**Written instruction**
Among the records below, find each line that includes the string "Eprod" and copy it.

**Task material**

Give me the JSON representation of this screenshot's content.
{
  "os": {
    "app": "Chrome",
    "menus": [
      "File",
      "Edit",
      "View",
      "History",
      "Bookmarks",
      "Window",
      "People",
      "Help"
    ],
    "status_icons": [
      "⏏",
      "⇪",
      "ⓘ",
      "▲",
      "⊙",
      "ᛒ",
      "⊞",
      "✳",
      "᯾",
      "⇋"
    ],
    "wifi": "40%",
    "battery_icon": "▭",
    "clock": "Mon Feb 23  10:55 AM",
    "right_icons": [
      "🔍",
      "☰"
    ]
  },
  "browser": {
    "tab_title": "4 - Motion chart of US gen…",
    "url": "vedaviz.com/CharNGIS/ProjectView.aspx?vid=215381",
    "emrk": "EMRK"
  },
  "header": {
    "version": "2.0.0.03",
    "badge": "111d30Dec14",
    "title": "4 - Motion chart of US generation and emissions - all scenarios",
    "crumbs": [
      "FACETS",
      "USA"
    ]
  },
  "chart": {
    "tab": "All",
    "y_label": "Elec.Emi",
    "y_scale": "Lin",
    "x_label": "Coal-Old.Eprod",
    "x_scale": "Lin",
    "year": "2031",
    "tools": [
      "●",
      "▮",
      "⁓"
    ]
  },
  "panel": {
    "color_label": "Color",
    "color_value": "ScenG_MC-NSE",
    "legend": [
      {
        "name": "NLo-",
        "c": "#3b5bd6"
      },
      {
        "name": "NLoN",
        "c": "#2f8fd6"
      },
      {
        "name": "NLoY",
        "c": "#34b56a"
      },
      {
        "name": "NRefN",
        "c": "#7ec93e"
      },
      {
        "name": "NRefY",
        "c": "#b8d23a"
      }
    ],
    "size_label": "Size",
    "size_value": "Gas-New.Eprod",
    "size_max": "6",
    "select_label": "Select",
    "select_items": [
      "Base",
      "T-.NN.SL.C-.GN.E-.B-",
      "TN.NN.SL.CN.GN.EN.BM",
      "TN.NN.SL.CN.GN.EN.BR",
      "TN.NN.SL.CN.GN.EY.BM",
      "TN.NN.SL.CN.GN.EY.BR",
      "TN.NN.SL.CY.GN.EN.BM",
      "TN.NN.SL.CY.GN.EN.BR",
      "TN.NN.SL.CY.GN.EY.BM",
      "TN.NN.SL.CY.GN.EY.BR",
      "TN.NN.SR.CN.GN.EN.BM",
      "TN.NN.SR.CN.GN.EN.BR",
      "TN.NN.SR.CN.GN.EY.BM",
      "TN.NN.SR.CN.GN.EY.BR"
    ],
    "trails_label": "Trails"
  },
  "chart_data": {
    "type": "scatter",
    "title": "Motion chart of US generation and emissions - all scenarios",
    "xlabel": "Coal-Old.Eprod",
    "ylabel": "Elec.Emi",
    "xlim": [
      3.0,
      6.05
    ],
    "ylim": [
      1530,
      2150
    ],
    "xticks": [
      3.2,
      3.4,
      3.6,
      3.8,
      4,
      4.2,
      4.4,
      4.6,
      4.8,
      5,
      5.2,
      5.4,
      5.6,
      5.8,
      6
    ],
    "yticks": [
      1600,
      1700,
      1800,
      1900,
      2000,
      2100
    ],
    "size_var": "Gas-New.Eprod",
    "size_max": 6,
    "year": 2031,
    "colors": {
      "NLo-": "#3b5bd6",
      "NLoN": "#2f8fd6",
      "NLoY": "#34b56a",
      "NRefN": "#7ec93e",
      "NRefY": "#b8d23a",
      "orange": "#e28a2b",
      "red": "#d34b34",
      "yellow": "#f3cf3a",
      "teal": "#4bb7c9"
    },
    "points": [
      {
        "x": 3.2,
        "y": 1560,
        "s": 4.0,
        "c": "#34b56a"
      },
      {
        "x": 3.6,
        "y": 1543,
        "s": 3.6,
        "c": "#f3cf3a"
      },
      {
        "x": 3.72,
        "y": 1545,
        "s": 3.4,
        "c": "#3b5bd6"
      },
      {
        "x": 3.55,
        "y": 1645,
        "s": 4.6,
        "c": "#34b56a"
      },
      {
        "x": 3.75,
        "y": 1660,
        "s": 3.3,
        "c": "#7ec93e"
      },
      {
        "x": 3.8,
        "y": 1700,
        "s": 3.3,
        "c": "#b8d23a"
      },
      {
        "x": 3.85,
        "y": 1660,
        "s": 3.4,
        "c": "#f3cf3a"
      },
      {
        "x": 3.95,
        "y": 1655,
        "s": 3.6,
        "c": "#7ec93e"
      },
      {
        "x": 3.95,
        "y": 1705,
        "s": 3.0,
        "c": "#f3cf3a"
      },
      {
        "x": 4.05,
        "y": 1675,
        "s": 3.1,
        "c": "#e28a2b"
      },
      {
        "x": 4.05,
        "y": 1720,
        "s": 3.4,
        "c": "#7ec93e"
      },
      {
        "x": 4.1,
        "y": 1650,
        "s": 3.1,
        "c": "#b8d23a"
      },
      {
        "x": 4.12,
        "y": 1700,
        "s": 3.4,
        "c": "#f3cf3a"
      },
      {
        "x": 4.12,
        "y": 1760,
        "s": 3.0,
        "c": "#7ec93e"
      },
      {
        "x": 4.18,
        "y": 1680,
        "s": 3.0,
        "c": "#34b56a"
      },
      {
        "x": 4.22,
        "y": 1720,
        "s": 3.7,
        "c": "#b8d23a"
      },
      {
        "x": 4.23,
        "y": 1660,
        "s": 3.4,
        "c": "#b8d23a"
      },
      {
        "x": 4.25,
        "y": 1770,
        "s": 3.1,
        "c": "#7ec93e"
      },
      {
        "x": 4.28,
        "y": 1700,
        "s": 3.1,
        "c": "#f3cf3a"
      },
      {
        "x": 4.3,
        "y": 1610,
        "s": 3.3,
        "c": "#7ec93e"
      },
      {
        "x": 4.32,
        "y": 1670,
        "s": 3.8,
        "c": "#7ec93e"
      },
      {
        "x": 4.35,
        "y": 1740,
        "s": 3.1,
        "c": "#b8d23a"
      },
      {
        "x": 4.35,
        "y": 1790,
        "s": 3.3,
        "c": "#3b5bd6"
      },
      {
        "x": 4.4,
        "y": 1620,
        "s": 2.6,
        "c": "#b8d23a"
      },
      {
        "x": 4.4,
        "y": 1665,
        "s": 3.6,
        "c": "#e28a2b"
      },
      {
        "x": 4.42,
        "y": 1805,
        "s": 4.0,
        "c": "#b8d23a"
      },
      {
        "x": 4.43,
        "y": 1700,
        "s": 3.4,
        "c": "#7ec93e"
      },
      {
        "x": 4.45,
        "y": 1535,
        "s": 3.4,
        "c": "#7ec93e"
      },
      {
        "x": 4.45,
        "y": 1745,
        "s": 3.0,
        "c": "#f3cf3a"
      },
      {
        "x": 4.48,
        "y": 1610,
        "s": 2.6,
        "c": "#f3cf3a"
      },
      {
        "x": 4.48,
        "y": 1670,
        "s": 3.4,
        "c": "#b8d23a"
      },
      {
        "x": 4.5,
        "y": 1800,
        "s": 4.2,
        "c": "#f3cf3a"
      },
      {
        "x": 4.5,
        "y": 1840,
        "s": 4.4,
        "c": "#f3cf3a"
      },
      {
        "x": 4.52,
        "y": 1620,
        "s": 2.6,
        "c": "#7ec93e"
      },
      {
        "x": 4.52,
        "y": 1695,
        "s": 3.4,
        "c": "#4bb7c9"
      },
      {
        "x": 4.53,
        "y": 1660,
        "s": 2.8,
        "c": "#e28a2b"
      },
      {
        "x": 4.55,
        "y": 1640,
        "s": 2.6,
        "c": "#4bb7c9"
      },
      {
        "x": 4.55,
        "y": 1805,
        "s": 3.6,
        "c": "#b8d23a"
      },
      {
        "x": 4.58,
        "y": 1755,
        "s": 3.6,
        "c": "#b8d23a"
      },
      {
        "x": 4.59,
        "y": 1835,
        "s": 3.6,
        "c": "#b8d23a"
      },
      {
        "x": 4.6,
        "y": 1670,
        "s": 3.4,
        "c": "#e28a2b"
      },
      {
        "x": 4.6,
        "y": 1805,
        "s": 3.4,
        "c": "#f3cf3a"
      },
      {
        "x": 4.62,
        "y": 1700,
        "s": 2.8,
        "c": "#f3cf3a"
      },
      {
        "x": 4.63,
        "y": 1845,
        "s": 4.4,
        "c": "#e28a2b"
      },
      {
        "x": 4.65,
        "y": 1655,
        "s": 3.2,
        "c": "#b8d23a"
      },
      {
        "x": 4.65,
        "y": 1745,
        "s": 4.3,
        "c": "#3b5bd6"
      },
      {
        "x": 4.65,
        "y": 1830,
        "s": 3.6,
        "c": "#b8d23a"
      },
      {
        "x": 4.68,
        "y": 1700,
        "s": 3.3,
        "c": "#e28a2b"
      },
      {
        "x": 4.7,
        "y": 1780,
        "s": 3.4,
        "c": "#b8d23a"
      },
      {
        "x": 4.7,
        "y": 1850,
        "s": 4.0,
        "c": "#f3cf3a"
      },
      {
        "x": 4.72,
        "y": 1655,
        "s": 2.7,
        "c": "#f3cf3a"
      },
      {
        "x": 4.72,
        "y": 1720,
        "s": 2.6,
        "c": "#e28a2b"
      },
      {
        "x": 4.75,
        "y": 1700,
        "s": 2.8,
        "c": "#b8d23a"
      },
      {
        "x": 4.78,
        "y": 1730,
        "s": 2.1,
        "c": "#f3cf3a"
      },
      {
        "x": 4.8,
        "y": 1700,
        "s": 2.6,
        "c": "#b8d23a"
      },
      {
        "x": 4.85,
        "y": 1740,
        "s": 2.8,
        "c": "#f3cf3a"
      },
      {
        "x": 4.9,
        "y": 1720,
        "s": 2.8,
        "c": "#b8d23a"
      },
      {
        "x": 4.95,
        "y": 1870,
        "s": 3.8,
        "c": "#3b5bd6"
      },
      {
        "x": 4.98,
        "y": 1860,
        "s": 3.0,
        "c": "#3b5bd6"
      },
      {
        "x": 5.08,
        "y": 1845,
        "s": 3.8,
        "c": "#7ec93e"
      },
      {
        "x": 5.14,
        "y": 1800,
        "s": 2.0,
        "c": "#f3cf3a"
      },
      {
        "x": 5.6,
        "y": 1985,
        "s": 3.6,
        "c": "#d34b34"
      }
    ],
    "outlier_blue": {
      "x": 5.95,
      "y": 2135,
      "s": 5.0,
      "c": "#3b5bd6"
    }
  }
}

**Finished task**
    "x_label": "Coal-Old.Eprod",
    "size_value": "Gas-New.Eprod",
    "xlabel": "Coal-Old.Eprod",
    "size_var": "Gas-New.Eprod",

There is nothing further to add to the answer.